Written request → The entries below are to be written out again without alteration.

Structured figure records
-=-=-=-=-

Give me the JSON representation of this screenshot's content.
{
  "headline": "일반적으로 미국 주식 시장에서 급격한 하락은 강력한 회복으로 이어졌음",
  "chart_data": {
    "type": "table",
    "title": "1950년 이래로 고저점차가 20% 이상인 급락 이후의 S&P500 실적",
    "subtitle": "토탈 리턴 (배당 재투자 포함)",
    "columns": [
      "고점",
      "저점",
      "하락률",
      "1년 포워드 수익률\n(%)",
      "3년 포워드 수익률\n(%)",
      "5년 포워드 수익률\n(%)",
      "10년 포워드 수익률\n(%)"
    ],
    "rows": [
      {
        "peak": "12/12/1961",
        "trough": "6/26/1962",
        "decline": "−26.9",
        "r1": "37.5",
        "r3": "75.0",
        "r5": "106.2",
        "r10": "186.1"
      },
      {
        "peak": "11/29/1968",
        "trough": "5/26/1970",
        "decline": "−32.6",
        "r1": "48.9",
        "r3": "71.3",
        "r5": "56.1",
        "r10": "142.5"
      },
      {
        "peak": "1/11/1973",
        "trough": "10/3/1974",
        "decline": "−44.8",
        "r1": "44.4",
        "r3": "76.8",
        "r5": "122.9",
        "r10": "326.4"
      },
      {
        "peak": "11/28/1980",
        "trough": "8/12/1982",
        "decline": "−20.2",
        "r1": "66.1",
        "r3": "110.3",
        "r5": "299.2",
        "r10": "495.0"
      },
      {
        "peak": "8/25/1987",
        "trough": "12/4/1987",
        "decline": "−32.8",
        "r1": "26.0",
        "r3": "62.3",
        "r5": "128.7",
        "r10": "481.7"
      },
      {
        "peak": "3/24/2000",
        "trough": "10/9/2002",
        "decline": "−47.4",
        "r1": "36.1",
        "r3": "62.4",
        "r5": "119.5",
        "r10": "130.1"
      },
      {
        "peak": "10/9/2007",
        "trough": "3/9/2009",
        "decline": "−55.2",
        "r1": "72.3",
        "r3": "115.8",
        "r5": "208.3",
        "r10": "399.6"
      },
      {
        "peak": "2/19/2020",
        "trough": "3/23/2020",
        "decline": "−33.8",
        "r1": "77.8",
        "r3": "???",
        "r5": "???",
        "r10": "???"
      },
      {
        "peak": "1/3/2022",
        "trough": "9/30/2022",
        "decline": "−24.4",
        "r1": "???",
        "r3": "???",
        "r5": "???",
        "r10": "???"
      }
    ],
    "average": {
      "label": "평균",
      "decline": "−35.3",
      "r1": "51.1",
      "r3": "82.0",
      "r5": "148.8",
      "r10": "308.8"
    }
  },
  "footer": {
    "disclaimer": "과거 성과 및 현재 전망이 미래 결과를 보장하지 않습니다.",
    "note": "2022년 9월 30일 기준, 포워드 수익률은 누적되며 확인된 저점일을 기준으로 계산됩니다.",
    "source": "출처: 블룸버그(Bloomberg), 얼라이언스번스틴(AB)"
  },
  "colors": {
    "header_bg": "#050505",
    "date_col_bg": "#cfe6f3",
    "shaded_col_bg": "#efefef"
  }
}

-=-=-=-=-

Written solution →
Give me the JSON representation of this screenshot's content.
{
  "headline": "일반적으로 미국 주식 시장에서 급격한 하락은 강력한 회복으로 이어졌음",
  "chart_data": {
    "type": "table",
    "title": "1950년 이래로 고저점차가 20% 이상인 급락 이후의 S&P500 실적",
    "subtitle": "토탈 리턴 (배당 재투자 포함)",
    "columns": [
      "고점",
      "저점",
      "하락률",
      "1년 포워드 수익률\n(%)",
      "3년 포워드 수익률\n(%)",
      "5년 포워드 수익률\n(%)",
      "10년 포워드 수익률\n(%)"
    ],
    "rows": [
      {
        "peak": "12/12/1961",
        "trough": "6/26/1962",
        "decline": "−26.9",
        "r1": "37.5",
        "r3": "75.0",
        "r5": "106.2",
        "r10": "186.1"
      },
      {
        "peak": "11/29/1968",
        "trough": "5/26/1970",
        "decline": "−32.6",
        "r1": "48.9",
        "r3": "71.3",
        "r5": "56.1",
        "r10": "142.5"
      },
      {
        "peak": "1/11/1973",
        "trough": "10/3/1974",
        "decline": "−44.8",
        "r1": "44.4",
        "r3": "76.8",
        "r5": "122.9",
        "r10": "326.4"
      },
      {
        "peak": "11/28/1980",
        "trough": "8/12/1982",
        "decline": "−20.2",
        "r1": "66.1",
        "r3": "110.3",
        "r5": "299.2",
        "r10": "495.0"
      },
      {
        "peak": "8/25/1987",
        "trough": "12/4/1987",
        "decline": "−32.8",
        "r1": "26.0",
        "r3": "62.3",
        "r5": "128.7",
        "r10": "481.7"
      },
      {
        "peak": "3/24/2000",
        "trough": "10/9/2002",
        "decline": "−47.4",
        "r1": "36.1",
        "r3": "62.4",
        "r5": "119.5",
        "r10": "130.1"
      },
      {
        "peak": "10/9/2007",
        "trough": "3/9/2009",
        "decline": "−55.2",
        "r1": "72.3",
        "r3": "115.8",
        "r5": "208.3",
        "r10": "399.6"
      },
      {
        "peak": "2/19/2020",
        "trough": "3/23/2020",
        "decline": "−33.8",
        "r1": "77.8",
        "r3": "???",
        "r5": "???",
        "r10": "???"
      },
      {
        "peak": "1/3/2022",
        "trough": "9/30/2022",
        "decline": "−24.4",
        "r1": "???",
        "r3": "???",
        "r5": "???",
        "r10": "???"
      }
    ],
    "average": {
      "label": "평균",
      "decline": "−35.3",
      "r1": "51.1",
      "r3": "82.0",
      "r5": "148.8",
      "r10": "308.8"
    }
  },
  "footer": {
    "disclaimer": "과거 성과 및 현재 전망이 미래 결과를 보장하지 않습니다.",
    "note": "2022년 9월 30일 기준, 포워드 수익률은 누적되며 확인된 저점일을 기준으로 계산됩니다.",
    "source": "출처: 블룸버그(Bloomberg), 얼라이언스번스틴(AB)"
  },
  "colors": {
    "header_bg": "#050505",
    "date_col_bg": "#cfe6f3",
    "shaded_col_bg": "#efefef"
  }
}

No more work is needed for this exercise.